**Given entries:**
--- START ---

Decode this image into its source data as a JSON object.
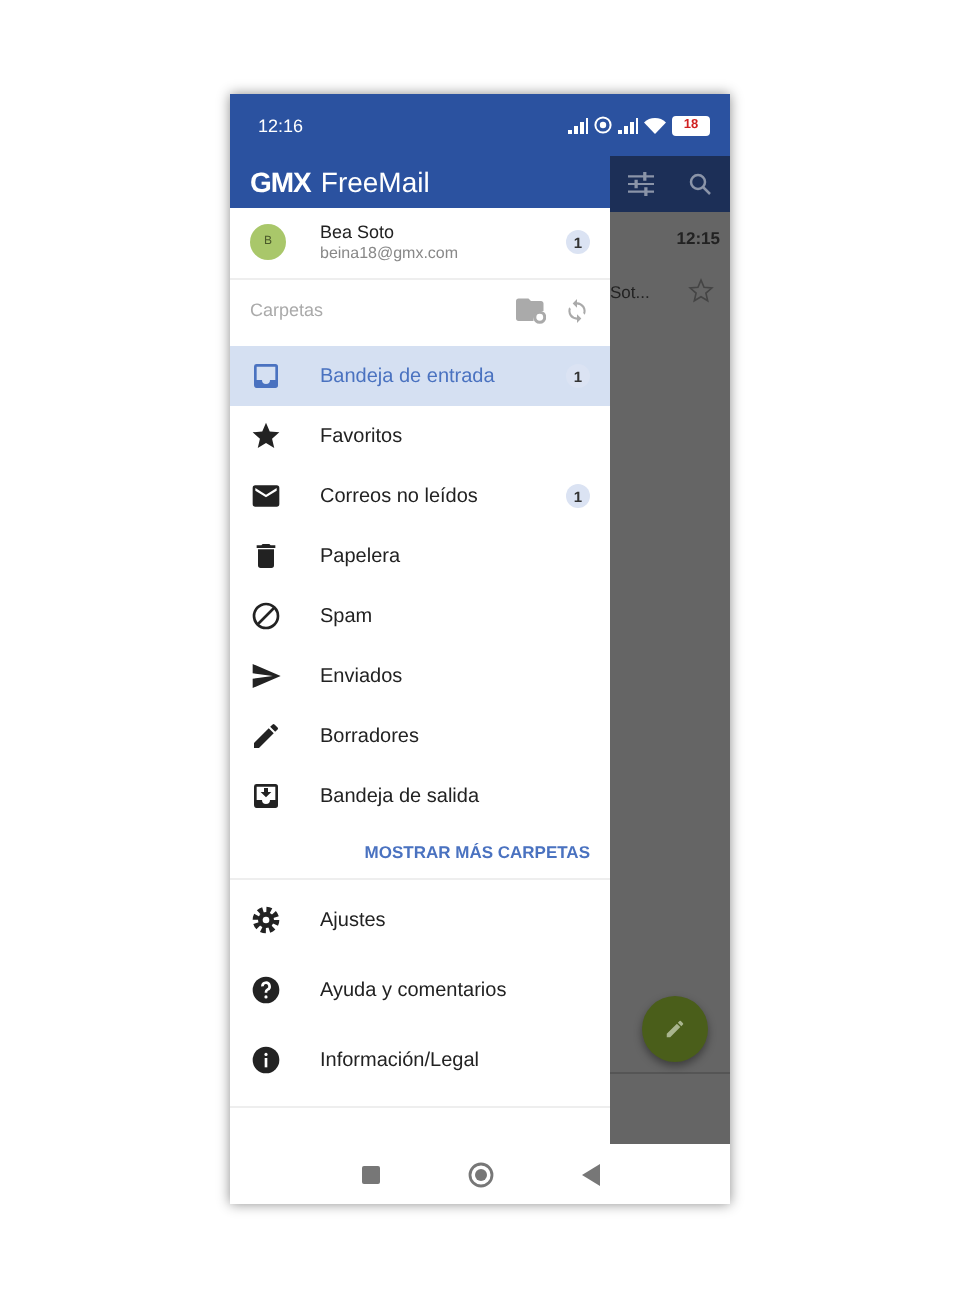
{
  "status_bar": {
    "time": "12:16",
    "battery": "18"
  },
  "app_bar": {
    "logo": "GMX",
    "title": "FreeMail"
  },
  "account": {
    "avatar": "B",
    "name": "Bea Soto",
    "email": "beina18@gmx.com",
    "badge": "1"
  },
  "folders_header": {
    "label": "Carpetas"
  },
  "folders": [
    {
      "kind": "inbox",
      "label": "Bandeja de entrada",
      "badge": "1",
      "selected": true
    },
    {
      "kind": "star",
      "label": "Favoritos",
      "selected": false
    },
    {
      "kind": "mail",
      "label": "Correos no leídos",
      "badge": "1",
      "selected": false
    },
    {
      "kind": "trash",
      "label": "Papelera",
      "selected": false
    },
    {
      "kind": "block",
      "label": "Spam",
      "selected": false
    },
    {
      "kind": "send",
      "label": "Enviados",
      "selected": false
    },
    {
      "kind": "pencil",
      "label": "Borradores",
      "selected": false
    },
    {
      "kind": "outbox",
      "label": "Bandeja de salida",
      "selected": false
    }
  ],
  "show_more": "MOSTRAR MÁS CARPETAS",
  "menu": [
    {
      "kind": "settings",
      "label": "Ajustes"
    },
    {
      "kind": "help",
      "label": "Ayuda y comentarios"
    },
    {
      "kind": "info",
      "label": "Información/Legal"
    }
  ],
  "background": {
    "time": "12:15",
    "sender": "Sot..."
  }
}
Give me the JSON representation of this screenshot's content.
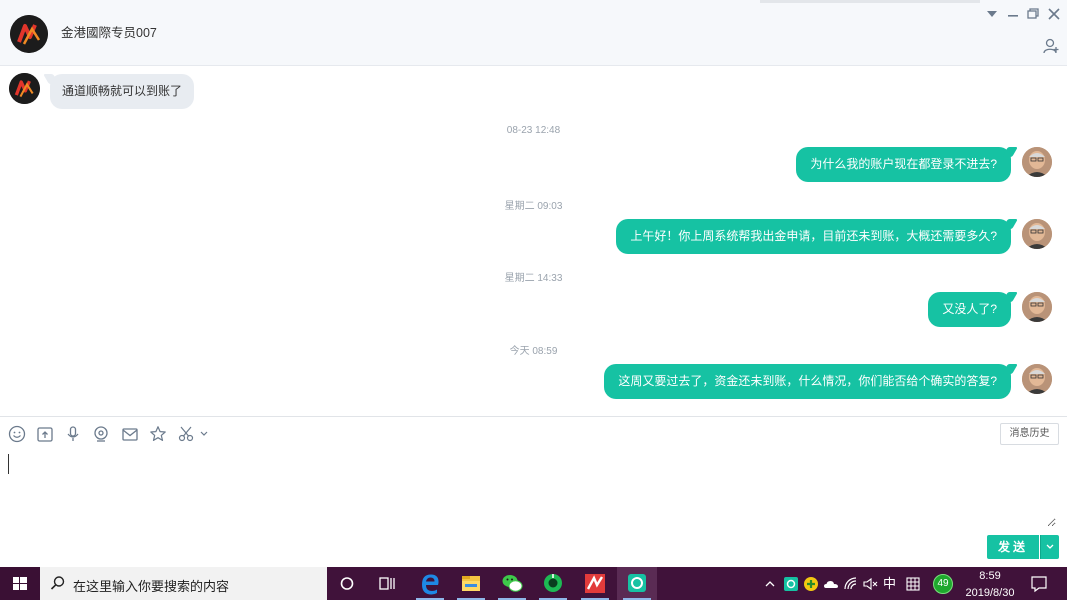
{
  "header": {
    "title": "金港國際专员007"
  },
  "messages": [
    {
      "side": "left",
      "text": "通道顺畅就可以到账了"
    },
    {
      "side": "time",
      "text": "08-23 12:48"
    },
    {
      "side": "right",
      "text": "为什么我的账户现在都登录不进去?"
    },
    {
      "side": "time",
      "text": "星期二 09:03"
    },
    {
      "side": "right",
      "text": "上午好！你上周系统帮我出金申请，目前还未到账，大概还需要多久?"
    },
    {
      "side": "time",
      "text": "星期二 14:33"
    },
    {
      "side": "right",
      "text": "又没人了?"
    },
    {
      "side": "time",
      "text": "今天 08:59"
    },
    {
      "side": "right",
      "text": "这周又要过去了，资金还未到账，什么情况，你们能否给个确实的答复?"
    }
  ],
  "toolbar": {
    "history_label": "消息历史"
  },
  "composer": {
    "send_label": "发送"
  },
  "taskbar": {
    "search_placeholder": "在这里输入你要搜索的内容",
    "ime_label": "中",
    "badge_count": "49",
    "time": "8:59",
    "date": "2019/8/30"
  },
  "colors": {
    "accent": "#16c2a3",
    "taskbar": "#40123a",
    "bubble_left": "#e8ecf1"
  }
}
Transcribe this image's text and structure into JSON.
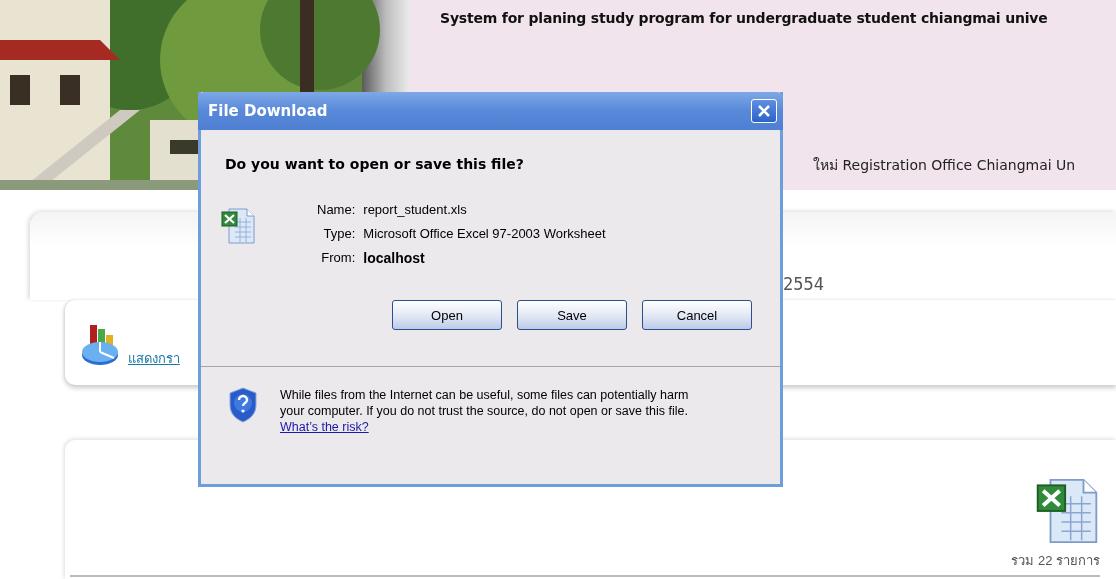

--- END ---

**What to work on:** Using the listing above, state the number of lines that hold "Bandeja", with no other text.

**Solution to the exercise:** 2